**EXERCISE REQUIREMENTS**
Wherever the string "videosubscript" appears, copy the whole line.

(Dataset records)
···

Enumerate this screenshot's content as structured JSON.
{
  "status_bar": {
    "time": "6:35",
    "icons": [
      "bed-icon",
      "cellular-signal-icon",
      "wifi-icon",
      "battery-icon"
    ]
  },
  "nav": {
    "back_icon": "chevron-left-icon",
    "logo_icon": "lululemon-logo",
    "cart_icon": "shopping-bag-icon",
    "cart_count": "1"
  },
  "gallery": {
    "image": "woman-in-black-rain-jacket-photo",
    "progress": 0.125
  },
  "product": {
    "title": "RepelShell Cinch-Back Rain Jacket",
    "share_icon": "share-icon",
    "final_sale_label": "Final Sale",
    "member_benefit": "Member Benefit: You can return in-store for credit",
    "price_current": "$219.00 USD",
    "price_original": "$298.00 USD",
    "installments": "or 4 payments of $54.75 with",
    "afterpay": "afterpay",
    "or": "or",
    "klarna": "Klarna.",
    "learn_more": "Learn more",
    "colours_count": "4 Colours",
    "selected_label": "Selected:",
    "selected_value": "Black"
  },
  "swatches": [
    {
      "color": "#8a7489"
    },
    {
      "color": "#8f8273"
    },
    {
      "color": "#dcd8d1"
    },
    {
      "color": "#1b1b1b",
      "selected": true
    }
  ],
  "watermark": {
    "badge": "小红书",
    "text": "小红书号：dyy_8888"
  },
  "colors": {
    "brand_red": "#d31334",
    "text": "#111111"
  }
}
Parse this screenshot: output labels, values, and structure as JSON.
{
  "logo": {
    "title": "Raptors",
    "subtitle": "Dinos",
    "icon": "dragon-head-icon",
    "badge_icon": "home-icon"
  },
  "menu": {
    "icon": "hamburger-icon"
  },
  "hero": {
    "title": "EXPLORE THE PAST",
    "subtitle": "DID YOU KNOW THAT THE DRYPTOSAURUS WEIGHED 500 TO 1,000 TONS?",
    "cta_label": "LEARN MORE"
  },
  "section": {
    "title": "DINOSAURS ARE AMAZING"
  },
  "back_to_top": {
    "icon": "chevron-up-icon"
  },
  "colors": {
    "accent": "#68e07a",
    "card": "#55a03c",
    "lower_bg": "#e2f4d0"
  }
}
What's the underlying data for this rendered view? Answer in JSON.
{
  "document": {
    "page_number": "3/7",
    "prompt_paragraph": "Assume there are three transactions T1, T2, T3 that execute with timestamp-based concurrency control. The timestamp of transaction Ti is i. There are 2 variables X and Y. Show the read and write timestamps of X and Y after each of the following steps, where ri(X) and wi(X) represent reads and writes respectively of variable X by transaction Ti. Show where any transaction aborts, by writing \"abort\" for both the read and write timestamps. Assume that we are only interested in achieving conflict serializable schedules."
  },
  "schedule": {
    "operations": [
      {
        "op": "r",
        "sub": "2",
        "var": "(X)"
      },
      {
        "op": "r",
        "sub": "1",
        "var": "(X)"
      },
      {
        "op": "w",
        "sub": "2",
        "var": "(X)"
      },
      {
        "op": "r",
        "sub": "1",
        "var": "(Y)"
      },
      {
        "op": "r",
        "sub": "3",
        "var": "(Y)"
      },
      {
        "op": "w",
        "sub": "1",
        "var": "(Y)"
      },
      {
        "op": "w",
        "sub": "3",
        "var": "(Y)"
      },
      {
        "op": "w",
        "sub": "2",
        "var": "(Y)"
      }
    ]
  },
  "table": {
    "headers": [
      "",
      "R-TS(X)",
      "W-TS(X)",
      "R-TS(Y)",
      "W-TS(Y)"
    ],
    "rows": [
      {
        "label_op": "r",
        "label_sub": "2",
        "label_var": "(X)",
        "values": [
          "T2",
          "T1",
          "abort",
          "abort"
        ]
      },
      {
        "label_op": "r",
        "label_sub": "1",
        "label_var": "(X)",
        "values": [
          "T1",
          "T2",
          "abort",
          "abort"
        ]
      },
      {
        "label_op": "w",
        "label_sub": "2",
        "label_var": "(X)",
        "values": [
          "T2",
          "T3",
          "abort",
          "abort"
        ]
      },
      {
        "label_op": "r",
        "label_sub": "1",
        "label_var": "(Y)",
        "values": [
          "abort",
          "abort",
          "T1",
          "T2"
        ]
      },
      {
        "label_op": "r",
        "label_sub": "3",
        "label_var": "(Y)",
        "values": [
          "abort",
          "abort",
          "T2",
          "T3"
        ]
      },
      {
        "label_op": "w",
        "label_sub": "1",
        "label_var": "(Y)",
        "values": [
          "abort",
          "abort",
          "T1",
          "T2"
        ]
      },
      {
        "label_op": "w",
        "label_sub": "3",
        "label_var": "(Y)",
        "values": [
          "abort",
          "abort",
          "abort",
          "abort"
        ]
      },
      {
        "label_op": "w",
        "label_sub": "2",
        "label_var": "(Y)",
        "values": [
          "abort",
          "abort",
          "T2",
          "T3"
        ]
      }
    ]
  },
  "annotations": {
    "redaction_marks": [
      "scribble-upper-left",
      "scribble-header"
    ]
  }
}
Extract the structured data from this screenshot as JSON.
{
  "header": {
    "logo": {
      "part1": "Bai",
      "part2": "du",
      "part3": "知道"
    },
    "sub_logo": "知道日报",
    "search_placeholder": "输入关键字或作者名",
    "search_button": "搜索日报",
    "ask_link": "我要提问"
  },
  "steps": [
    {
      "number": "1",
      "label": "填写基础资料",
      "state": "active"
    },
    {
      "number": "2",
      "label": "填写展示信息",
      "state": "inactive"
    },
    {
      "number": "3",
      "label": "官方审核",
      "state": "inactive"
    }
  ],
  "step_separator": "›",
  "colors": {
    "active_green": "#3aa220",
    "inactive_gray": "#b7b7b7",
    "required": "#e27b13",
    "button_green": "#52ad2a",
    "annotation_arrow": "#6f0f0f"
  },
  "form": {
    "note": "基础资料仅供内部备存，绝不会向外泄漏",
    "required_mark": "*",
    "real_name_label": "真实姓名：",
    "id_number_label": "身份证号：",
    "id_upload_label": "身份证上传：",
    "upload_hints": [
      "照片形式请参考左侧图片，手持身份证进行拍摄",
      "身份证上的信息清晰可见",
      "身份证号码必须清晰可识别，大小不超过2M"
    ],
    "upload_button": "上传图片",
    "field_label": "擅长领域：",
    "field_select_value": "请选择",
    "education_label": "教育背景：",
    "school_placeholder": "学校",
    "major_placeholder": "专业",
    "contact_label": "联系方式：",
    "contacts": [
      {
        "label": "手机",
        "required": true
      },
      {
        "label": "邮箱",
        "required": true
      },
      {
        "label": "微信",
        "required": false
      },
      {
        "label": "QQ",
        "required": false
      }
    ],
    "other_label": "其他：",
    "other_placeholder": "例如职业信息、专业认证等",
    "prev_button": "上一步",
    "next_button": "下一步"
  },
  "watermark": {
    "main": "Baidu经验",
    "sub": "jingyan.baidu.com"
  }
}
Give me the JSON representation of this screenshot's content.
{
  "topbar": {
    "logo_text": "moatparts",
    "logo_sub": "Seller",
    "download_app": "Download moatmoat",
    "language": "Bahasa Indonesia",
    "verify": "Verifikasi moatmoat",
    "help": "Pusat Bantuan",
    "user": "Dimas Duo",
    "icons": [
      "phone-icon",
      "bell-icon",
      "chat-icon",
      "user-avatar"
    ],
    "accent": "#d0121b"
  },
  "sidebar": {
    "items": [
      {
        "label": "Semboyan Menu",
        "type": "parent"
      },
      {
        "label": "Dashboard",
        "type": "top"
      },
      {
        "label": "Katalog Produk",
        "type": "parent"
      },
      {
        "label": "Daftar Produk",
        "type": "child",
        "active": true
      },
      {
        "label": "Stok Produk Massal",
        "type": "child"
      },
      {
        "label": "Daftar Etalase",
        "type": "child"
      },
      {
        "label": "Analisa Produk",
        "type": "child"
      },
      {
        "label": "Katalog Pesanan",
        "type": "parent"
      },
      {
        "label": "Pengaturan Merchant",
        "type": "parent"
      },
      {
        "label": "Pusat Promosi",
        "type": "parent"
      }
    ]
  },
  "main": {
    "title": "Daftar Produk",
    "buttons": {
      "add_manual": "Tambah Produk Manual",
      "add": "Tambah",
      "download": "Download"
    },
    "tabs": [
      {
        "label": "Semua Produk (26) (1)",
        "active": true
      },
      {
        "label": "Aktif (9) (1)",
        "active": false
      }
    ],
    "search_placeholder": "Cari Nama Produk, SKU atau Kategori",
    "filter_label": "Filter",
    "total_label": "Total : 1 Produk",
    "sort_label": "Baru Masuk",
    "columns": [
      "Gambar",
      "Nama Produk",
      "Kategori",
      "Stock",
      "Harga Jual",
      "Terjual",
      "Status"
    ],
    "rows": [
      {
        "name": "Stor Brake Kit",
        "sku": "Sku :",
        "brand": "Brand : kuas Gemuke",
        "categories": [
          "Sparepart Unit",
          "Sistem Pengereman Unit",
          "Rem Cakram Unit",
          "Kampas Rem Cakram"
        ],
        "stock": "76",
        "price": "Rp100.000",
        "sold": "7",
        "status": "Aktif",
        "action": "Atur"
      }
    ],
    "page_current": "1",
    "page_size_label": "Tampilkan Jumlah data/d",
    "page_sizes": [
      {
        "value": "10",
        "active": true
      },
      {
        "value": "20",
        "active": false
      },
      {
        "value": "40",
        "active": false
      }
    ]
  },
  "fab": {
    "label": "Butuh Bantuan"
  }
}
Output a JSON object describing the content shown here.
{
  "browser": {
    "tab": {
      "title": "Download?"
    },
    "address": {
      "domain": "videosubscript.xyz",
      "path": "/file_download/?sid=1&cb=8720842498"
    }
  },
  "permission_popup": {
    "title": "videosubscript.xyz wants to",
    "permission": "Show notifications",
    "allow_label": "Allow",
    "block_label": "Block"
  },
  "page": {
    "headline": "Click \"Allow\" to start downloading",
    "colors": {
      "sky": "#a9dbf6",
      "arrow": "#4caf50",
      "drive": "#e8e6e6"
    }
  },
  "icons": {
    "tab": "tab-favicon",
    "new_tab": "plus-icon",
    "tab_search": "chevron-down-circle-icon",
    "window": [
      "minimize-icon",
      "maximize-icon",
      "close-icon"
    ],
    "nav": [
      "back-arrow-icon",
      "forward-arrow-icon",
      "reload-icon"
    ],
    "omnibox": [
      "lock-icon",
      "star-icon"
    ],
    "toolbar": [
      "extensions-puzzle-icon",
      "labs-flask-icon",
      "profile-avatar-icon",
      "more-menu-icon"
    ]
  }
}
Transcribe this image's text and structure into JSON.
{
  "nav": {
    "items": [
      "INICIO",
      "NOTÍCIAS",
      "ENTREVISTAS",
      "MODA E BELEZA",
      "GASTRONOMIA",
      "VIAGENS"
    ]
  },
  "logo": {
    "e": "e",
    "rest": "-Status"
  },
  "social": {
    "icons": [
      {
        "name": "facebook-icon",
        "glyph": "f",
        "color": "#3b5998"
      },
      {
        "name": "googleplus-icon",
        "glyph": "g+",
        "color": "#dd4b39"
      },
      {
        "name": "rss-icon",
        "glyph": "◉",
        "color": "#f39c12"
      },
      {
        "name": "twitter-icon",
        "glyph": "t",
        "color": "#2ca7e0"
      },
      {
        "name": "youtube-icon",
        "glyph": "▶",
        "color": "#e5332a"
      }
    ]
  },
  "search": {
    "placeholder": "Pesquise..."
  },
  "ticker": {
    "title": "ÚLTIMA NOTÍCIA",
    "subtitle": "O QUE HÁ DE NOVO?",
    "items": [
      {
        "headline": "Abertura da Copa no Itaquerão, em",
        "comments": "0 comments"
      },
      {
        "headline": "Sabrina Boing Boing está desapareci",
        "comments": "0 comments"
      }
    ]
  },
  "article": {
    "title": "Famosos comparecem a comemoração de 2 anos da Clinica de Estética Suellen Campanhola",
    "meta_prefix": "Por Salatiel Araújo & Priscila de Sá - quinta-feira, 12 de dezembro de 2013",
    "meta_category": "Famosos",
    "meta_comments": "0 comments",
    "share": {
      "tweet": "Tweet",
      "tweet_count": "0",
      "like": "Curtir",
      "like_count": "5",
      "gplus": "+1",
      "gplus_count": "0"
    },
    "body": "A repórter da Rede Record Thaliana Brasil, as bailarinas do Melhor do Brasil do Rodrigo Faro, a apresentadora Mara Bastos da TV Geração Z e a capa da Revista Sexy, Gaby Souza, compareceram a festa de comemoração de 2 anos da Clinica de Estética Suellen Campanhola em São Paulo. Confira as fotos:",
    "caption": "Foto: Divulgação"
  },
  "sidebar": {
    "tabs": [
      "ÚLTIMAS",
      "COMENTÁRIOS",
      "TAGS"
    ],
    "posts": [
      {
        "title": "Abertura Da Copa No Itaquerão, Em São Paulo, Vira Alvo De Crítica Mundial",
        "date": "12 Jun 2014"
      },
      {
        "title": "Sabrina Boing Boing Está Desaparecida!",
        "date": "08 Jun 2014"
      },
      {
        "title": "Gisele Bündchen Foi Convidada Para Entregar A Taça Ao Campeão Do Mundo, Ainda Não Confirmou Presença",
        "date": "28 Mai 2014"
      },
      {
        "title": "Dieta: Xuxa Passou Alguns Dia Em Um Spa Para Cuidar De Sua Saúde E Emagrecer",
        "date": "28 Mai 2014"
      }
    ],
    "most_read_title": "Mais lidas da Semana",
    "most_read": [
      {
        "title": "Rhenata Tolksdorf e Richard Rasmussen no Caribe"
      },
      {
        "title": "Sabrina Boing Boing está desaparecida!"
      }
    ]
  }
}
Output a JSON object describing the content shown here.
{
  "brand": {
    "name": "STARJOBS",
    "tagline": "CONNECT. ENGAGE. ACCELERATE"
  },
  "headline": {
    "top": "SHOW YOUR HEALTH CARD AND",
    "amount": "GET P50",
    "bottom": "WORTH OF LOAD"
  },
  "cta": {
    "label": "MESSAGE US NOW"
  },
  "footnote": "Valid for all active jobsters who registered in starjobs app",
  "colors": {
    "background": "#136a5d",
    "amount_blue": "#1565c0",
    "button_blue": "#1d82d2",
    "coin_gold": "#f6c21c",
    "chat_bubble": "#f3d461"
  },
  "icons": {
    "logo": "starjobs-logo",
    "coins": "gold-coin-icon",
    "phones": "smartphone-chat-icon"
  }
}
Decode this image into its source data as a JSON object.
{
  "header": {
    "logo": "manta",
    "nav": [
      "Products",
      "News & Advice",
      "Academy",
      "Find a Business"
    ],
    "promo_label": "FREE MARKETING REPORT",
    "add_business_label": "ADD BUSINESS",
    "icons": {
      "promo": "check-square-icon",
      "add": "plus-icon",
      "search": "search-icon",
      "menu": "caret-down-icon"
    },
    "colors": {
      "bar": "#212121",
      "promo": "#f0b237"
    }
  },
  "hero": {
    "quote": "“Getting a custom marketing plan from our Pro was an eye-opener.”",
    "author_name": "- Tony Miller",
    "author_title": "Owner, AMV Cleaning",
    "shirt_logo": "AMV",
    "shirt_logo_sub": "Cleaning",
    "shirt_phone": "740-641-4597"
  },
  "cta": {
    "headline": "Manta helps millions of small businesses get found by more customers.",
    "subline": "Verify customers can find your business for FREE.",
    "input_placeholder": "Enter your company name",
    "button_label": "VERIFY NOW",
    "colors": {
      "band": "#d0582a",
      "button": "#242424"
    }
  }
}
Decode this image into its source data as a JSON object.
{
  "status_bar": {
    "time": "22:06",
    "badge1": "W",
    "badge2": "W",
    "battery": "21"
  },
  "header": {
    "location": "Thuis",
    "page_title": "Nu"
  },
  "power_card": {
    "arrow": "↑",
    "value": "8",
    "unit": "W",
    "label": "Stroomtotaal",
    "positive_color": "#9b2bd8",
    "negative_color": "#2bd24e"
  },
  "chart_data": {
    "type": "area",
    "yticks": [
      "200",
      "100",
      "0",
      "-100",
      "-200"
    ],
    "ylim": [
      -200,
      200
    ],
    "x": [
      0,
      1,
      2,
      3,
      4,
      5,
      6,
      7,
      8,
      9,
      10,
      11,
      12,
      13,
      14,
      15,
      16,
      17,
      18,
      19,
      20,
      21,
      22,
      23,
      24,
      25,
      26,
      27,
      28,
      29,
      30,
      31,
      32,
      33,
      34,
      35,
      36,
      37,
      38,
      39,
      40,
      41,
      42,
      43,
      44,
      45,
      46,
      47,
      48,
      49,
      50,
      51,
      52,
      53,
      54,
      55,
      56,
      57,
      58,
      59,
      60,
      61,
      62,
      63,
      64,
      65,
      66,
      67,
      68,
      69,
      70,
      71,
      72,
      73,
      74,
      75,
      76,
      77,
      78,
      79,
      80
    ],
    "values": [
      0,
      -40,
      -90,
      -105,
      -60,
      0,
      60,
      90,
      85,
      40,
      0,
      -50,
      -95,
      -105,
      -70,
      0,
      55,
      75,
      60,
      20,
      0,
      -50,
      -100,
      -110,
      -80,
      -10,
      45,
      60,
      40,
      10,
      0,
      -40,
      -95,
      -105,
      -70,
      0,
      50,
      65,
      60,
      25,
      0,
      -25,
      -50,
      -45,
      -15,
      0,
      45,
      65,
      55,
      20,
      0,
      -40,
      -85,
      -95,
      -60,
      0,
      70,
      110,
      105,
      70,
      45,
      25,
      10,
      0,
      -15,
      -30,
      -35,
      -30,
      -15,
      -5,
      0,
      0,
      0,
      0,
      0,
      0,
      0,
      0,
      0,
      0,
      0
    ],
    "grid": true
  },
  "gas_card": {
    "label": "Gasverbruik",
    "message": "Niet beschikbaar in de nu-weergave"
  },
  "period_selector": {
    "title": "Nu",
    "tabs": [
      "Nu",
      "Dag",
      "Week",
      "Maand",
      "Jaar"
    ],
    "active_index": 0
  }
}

···

**SOLUTION TO THIS PROBLEM**
      "domain": "videosubscript.xyz",
    "title": "videosubscript.xyz wants to",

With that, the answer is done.